Written request:
Go through the material below and copy each line where the word "Buradan" appears.
....
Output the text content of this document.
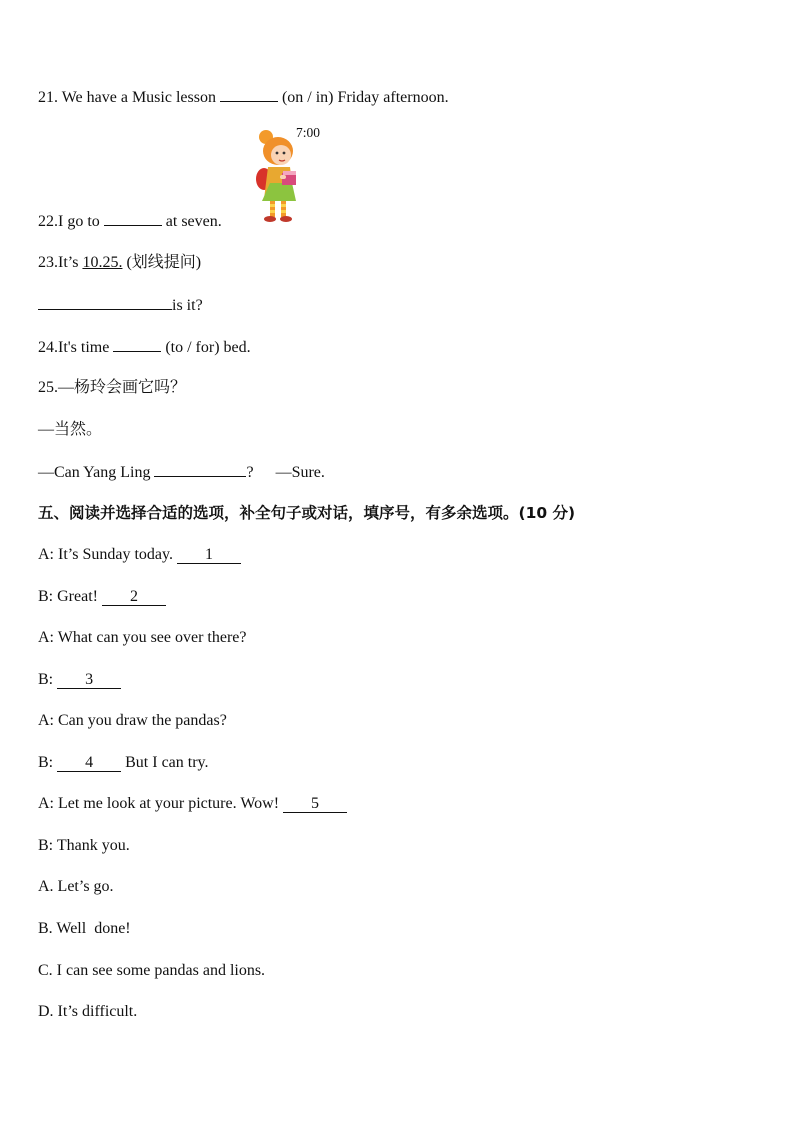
21. We have a Music lesson	(on / in) Friday afternoon.
7:00
22.I go to	at seven.
23.It’s 10.25. (划线提问)
is it?
24.It's time	(to / for) bed.
25.—杨玲会画它吗？
—当然。
—Can Yang Ling	? —Sure.
五、阅读并选择合适的选项，补全句子或对话，填序号，有多余选项。(10 分)
A: It’s Sunday today. 1
B: Great! 2
A: What can you see over there?
B: 3
A: Can you draw the pandas?
B: 4 But I can try.
A: Let me look at your picture. Wow! 5
B: Thank you.
A. Let’s go.
B. Well  done!
C. I can see some pandas and lions.
D. It’s difficult.
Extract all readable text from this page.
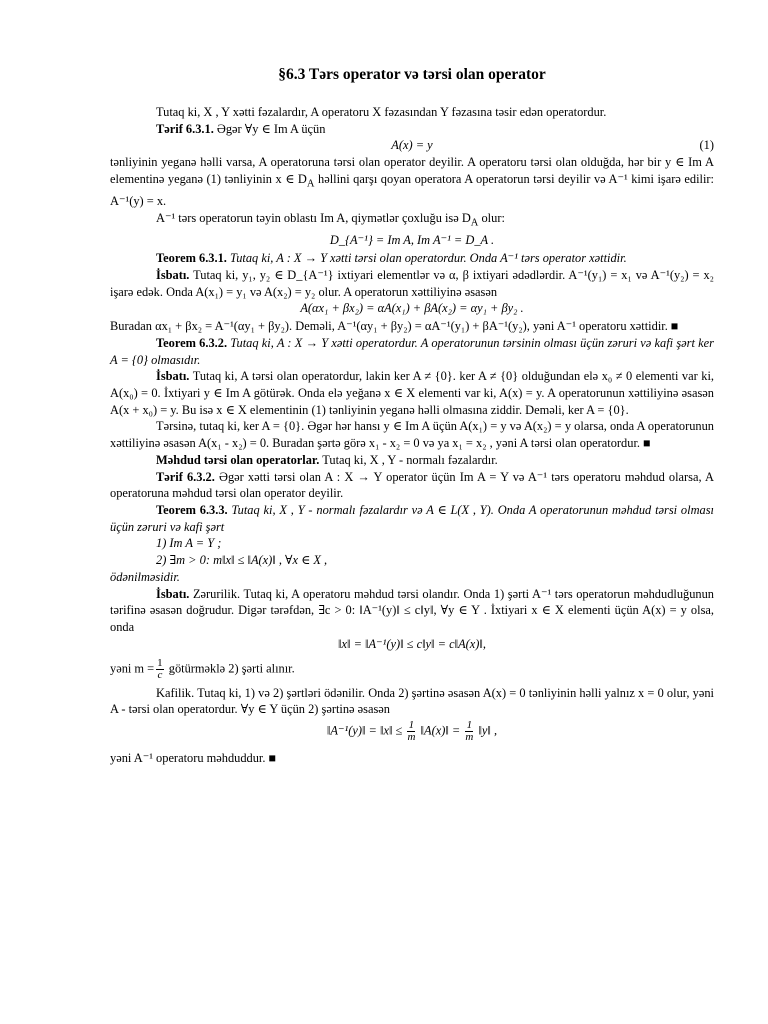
§6.3 Tərs operator və tərsi olan operator

Tutaq ki, X , Y xətti fəzalardır, A operatoru X fəzasından Y fəzasına təsir edən operatordur.

Tərif 6.3.1. Əgər ∀y ∈ Im A üçün

A(x) = y	(1)

tənliyinin yeganə həlli varsa, A operatoruna tərsi olan operator deyilir. A operatoru tərsi olan olduğda, hər bir y ∈ Im A elementinə yeganə (1) tənliyinin x ∈ $D_A$ həllini qarşı qoyan operatora A operatorun tərsi deyilir və A⁻¹ kimi işarə edilir: A⁻¹(y) = x.

A⁻¹ tərs operatorun təyin oblastı Im A, qiymətlər çoxluğu isə $D_A$ olur:

D_{A⁻¹} = Im A, Im A⁻¹ = D_A .

Teorem 6.3.1. Tutaq ki, A : X → Y xətti tərsi olan operatordur. Onda A⁻¹ tərs operator xəttidir.

İsbatı. Tutaq ki, y₁, y₂ ∈ D_{A⁻¹} ixtiyari elementlər və α, β ixtiyari ədədlərdir. A⁻¹(y₁) = x₁ və A⁻¹(y₂) = x₂ işarə edək. Onda A(x₁) = y₁ və A(x₂) = y₂ olur. A operatorun xəttiliyinə əsasən

A(αx₁ + βx₂) = αA(x₁) + βA(x₂) = αy₁ + βy₂ .

Buradan αx₁ + βx₂ = A⁻¹(αy₁ + βy₂). Deməli, A⁻¹(αy₁ + βy₂) = αA⁻¹(y₁) + βA⁻¹(y₂), yəni A⁻¹ operatoru xəttidir. ■

Teorem 6.3.2. Tutaq ki, A : X → Y xətti operatordur. A operatorunun tərsinin olması üçün zəruri və kafi şərt ker A = {0} olmasıdır.

İsbatı. Tutaq ki, A tərsi olan operatordur, lakin ker A ≠ {0}. ker A ≠ {0} olduğundan elə x₀ ≠ 0 elementi var ki, A(x₀) = 0. İxtiyari y ∈ Im A götürək. Onda elə yeğanə x ∈ X elementi var ki, A(x) = y. A operatorunun xəttiliyinə əsasən A(x + x₀) = y. Bu isə x ∈ X elementinin (1) tənliyinin yeganə həlli olmasına ziddir. Deməli, ker A = {0}.

Tərsinə, tutaq ki, ker A = {0}. Əgər hər hansı y ∈ Im A üçün A(x₁) = y və A(x₂) = y olarsa, onda A operatorunun xəttiliyinə əsasən A(x₁ - x₂) = 0. Buradan şərtə görə x₁ - x₂ = 0 və ya x₁ = x₂ , yəni A tərsi olan operatordur. ■

Məhdud tərsi olan operatorlar. Tutaq ki, X , Y - normalı fəzalardır.

Tərif 6.3.2. Əgər xətti tərsi olan A : X → Y operator üçün Im A = Y və A⁻¹ tərs operatoru məhdud olarsa, A operatoruna məhdud tərsi olan operator deyilir.

Teorem 6.3.3. Tutaq ki, X , Y - normalı fəzalardır və A ∈ L(X , Y). Onda A operatorunun məhdud tərsi olması üçün zəruri və kafi şərt

1) Im A = Y ;

2) ∃m > 0: m‖x‖ ≤ ‖A(x)‖ , ∀x ∈ X ,

ödənilməsidir.

İsbatı. Zərurilik. Tutaq ki, A operatoru məhdud tərsi olandır. Onda 1) şərti A⁻¹ tərs operatorun məhdudluğunun tərifinə əsasən doğrudur. Digər tərəfdən, ∃c > 0: ‖A⁻¹(y)‖ ≤ c‖y‖, ∀y ∈ Y . İxtiyari x ∈ X elementi üçün A(x) = y olsa, onda

‖x‖ = ‖A⁻¹(y)‖ ≤ c‖y‖ = c‖A(x)‖,

yəni $m = \frac{1}{c}$ götürməklə 2) şərti alınır.

Kafilik. Tutaq ki, 1) və 2) şərtləri ödənilir. Onda 2) şərtinə əsasən A(x) = 0 tənliyinin həlli yalnız x = 0 olur, yəni A - tərsi olan operatordur. ∀y ∈ Y üçün 2) şərtinə əsasən

‖A⁻¹(y)‖ = ‖x‖ ≤ $\frac{1}{m}$ ‖A(x)‖ = $\frac{1}{m}$ ‖y‖ ,

yəni A⁻¹ operatoru məhduddur. ■
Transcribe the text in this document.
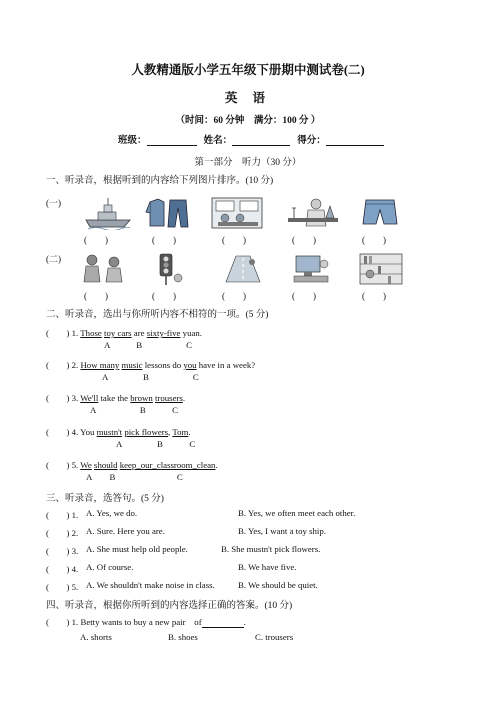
人教精通版小学五年级下册期中测试卷(二)
英 语
（时间：60 分钟　满分：100 分 ）
班级：	姓名：	得分：
第一部分　听力（30 分）
一、听录音，根据听到的内容给下列图片排序。(10 分)
(一)
(　　)	(　　)	(　　)	(　　)	(　　)
(二)
(　　)	(　　)	(　　)	(　　)	(　　)
二、听录音，选出与你所听内容不相符的一项。(5 分)
(　　) 1. Those toy cars are sixty-five yuan.
A　　　B　　　　　C
(　　) 2. How many music lessons do you have in a week?
A　　　　B　　　　　C
(　　) 3. We'll take the brown trousers.
A　　　　　B　　　C
(　　) 4. You mustn't pick flowers, Tom.
A　　　　B　　　C
(　　) 5. We should keep_our_classroom_clean.
A　　B　　　　　　　C
三、听录音，选答句。(5 分)
(　　) 1. A. Yes, we do.	B. Yes, we often meet each other.
(　　) 2. A. Sure. Here you are.	B. Yes, I want a toy ship.
(　　) 3. A. She must help old people.	B. She mustn't pick flowers.
(　　) 4. A. Of course.	B. We have five.
(　　) 5. A. We shouldn't make noise in class.	B. We should be quiet.
四、听录音，根据你所听到的内容选择正确的答案。(10 分)
(　　) 1. Betty wants to buy a new pair　of	.
A. shorts	B. shoes	C. trousers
....
Solution:
Buradan αx₁ + βx₂ = A⁻¹(αy₁ + βy₂). Deməli, A⁻¹(αy₁ + βy₂) = αA⁻¹(y₁) + βA⁻¹(y₂), yəni A⁻¹ operatoru xəttidir. ■
Tərsinə, tutaq ki, ker A = {0}. Əgər hər hansı y ∈ Im A üçün A(x₁) = y və A(x₂) = y olarsa, onda A operatorunun xəttiliyinə əsasən A(x₁ - x₂) = 0. Buradan şərtə görə x₁ - x₂ = 0 və ya x₁ = x₂ , yəni A tərsi olan operatordur. ■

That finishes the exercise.